╭──
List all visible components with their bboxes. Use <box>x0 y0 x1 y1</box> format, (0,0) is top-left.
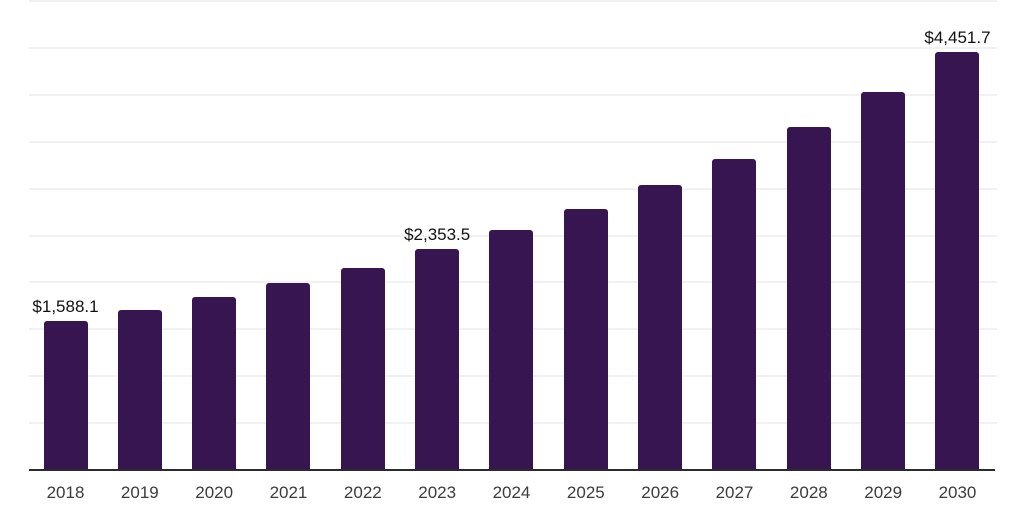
x-tick-2018: 2018 <box>46 483 85 502</box>
gridline-3000 <box>29 187 997 190</box>
x-tick-2023: 2023 <box>418 483 457 502</box>
value-label-2018: $1,588.1 <box>32 297 99 317</box>
x-tick-2030: 2030 <box>938 483 977 502</box>
value-label-2023: $2,353.5 <box>404 225 471 245</box>
x-tick-2026: 2026 <box>641 483 680 502</box>
bar-2023 <box>415 249 460 470</box>
x-tick-2024: 2024 <box>492 483 531 502</box>
value-label-2030: $4,451.7 <box>924 28 991 48</box>
bar-2028 <box>786 127 831 470</box>
bar-2019 <box>117 310 162 470</box>
x-tick-2022: 2022 <box>343 483 382 502</box>
bar-2024 <box>489 230 534 470</box>
gridline-5000 <box>29 0 997 2</box>
x-tick-2028: 2028 <box>789 483 828 502</box>
x-tick-2025: 2025 <box>566 483 605 502</box>
x-tick-2029: 2029 <box>864 483 903 502</box>
bar-2027 <box>712 158 757 470</box>
bar-2030 <box>935 52 980 470</box>
bar-2020 <box>192 296 237 470</box>
bar-2029 <box>861 91 906 470</box>
bar-2026 <box>638 185 683 470</box>
gridline-4000 <box>29 93 997 96</box>
x-tick-2020: 2020 <box>195 483 234 502</box>
gridline-4500 <box>29 46 997 49</box>
x-tick-2027: 2027 <box>715 483 754 502</box>
bar-2021 <box>266 283 311 470</box>
x-axis-line <box>29 468 995 471</box>
bar-2018 <box>43 321 88 470</box>
bar-2025 <box>563 209 608 470</box>
x-tick-2021: 2021 <box>269 483 308 502</box>
gridline-3500 <box>29 140 997 143</box>
x-tick-2019: 2019 <box>120 483 159 502</box>
bar-2022 <box>340 268 385 470</box>
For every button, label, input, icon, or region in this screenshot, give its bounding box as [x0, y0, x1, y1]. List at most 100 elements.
╰──
◆ What the task asks:
Pull out each line of the material above that contains the word "List", copying every such line in full.

◆ Written reply:
List all visible components with their bboxes. Use <box>x0 y0 x1 y1</box> format, (0,0) is top-left.
For every button, label, input, icon, or region in this screenshot, give its bounding box as [x0, y0, x1, y1]. List at most 100 elements.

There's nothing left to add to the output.